• [SET PROBLEM] Write out each line from the data below that includes the word "chevron".

┌──

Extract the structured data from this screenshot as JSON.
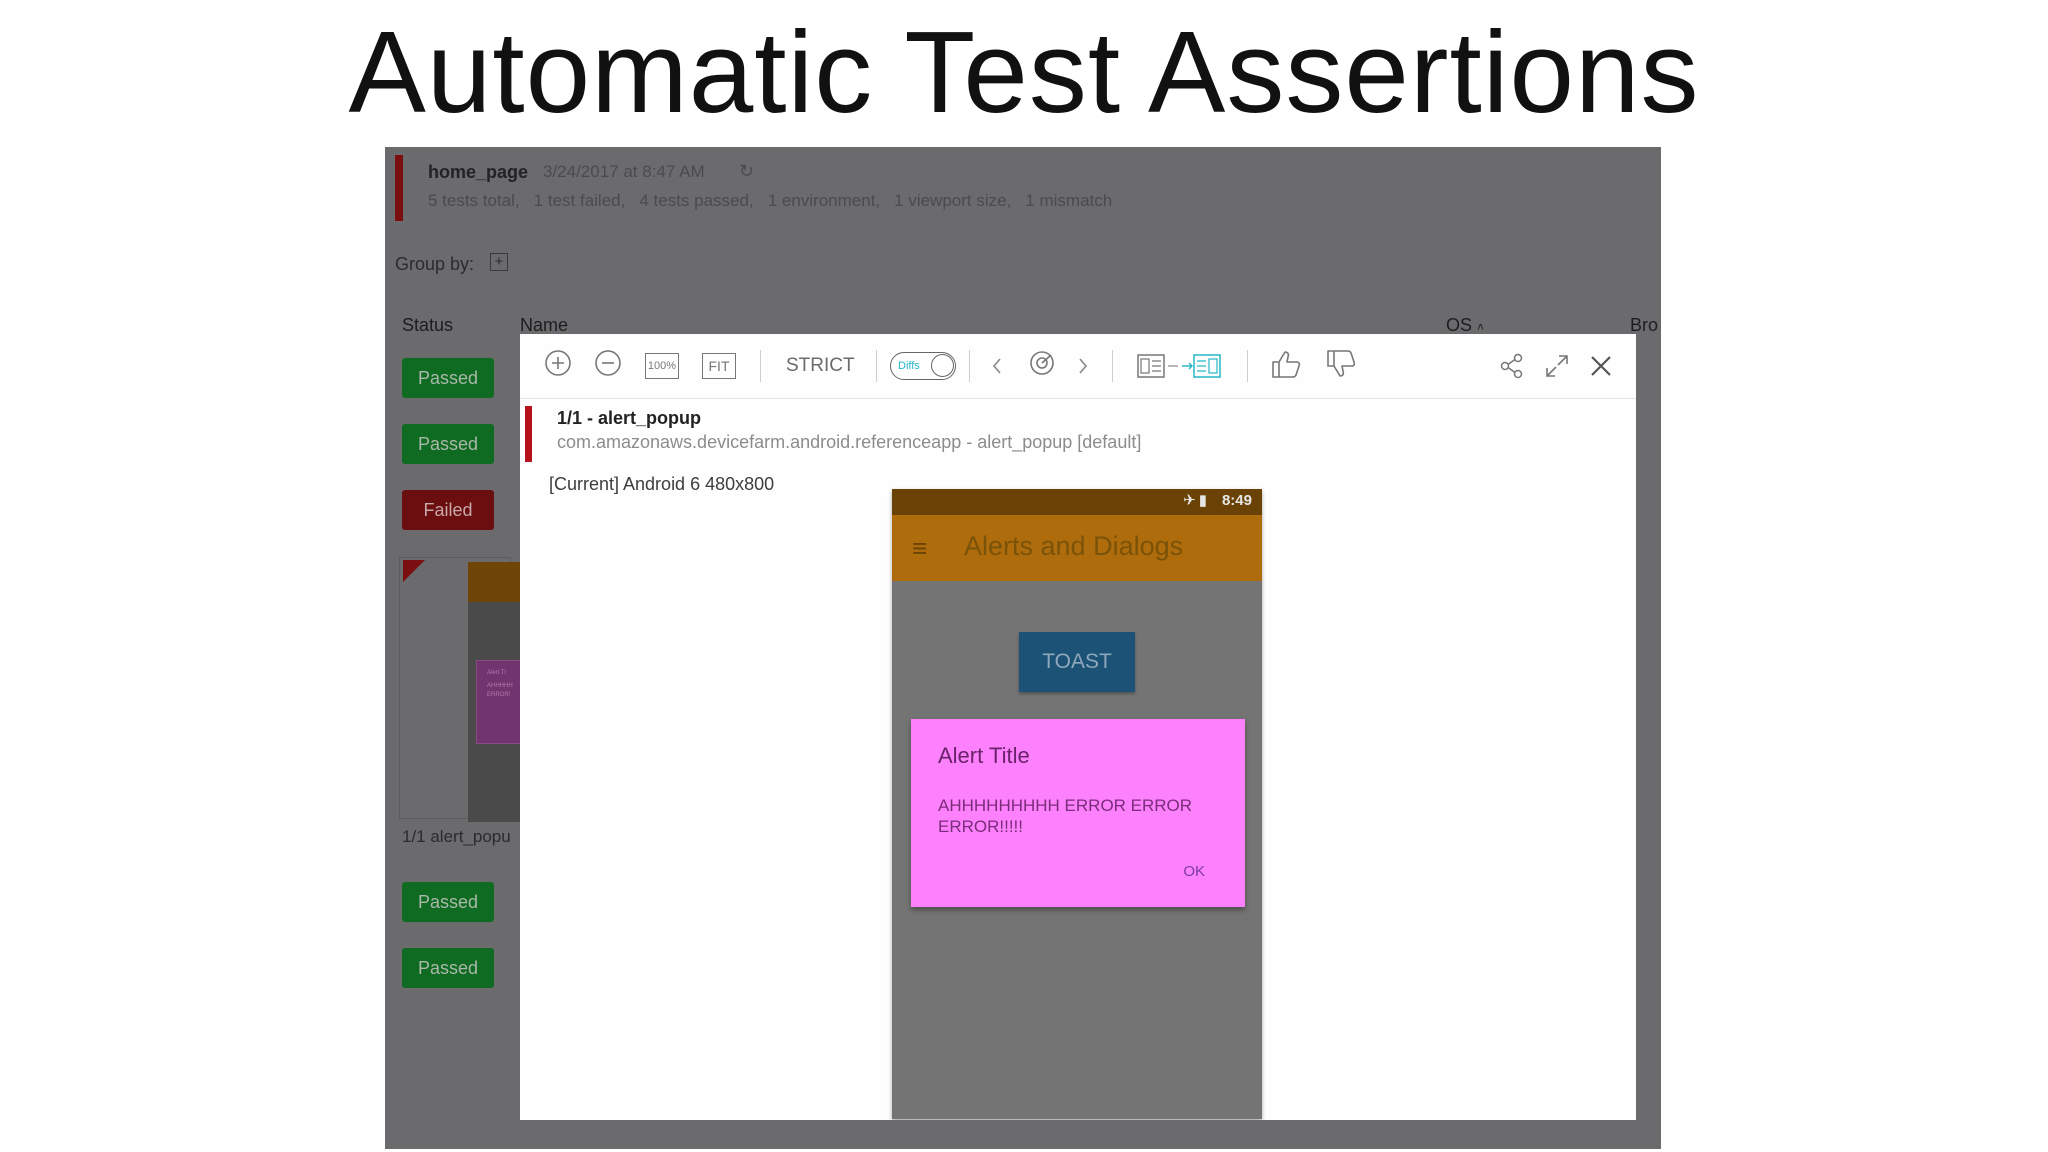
{
  "slide": {
    "title": "Automatic Test Assertions"
  },
  "batch": {
    "name": "home_page",
    "date": "3/24/2017 at 8:47 AM",
    "summary": [
      "5 tests total,",
      "1 test failed,",
      "4 tests passed,",
      "1 environment,",
      "1 viewport size,",
      "1 mismatch"
    ],
    "group_by_label": "Group by:",
    "group_by_add": "+"
  },
  "table": {
    "columns": {
      "status": "Status",
      "name": "Name",
      "os": "OS",
      "browser": "Bro"
    },
    "statuses": [
      "Passed",
      "Passed",
      "Failed",
      "Passed",
      "Passed"
    ],
    "thumb_label": "1/1  alert_popu",
    "thumb_alert_lines": [
      "Alert Ti",
      "AHHHHH",
      "ERROR!"
    ]
  },
  "toolbar": {
    "zoom_100": "100%",
    "fit": "FIT",
    "strict": "STRICT",
    "diffs": "Diffs"
  },
  "step": {
    "title": "1/1 - alert_popup",
    "subtitle": "com.amazonaws.devicefarm.android.referenceapp - alert_popup [default]",
    "environment": "[Current] Android 6 480x800"
  },
  "phone": {
    "time": "8:49",
    "appbar_title": "Alerts and Dialogs",
    "toast_button": "TOAST",
    "alert": {
      "title": "Alert Title",
      "message": "AHHHHHHHHH ERROR ERROR ERROR!!!!!",
      "ok": "OK"
    }
  },
  "icons": [
    "zoom-in-icon",
    "zoom-out-icon",
    "chevron-left-icon",
    "target-icon",
    "chevron-right-icon",
    "compare-layout-icon",
    "thumbs-up-icon",
    "thumbs-down-icon",
    "share-icon",
    "expand-icon",
    "close-icon",
    "refresh-icon",
    "menu-icon"
  ],
  "colors": {
    "passed": "#0f6a22",
    "failed": "#6a0e10",
    "step_marker": "#b5121b",
    "alert_bg": "#fd80fc",
    "appbar": "#af6c0c",
    "diffs_accent": "#26b7c6"
  }
}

└──

• [TASK RESULT]
    "chevron-left-icon",
    "chevron-right-icon",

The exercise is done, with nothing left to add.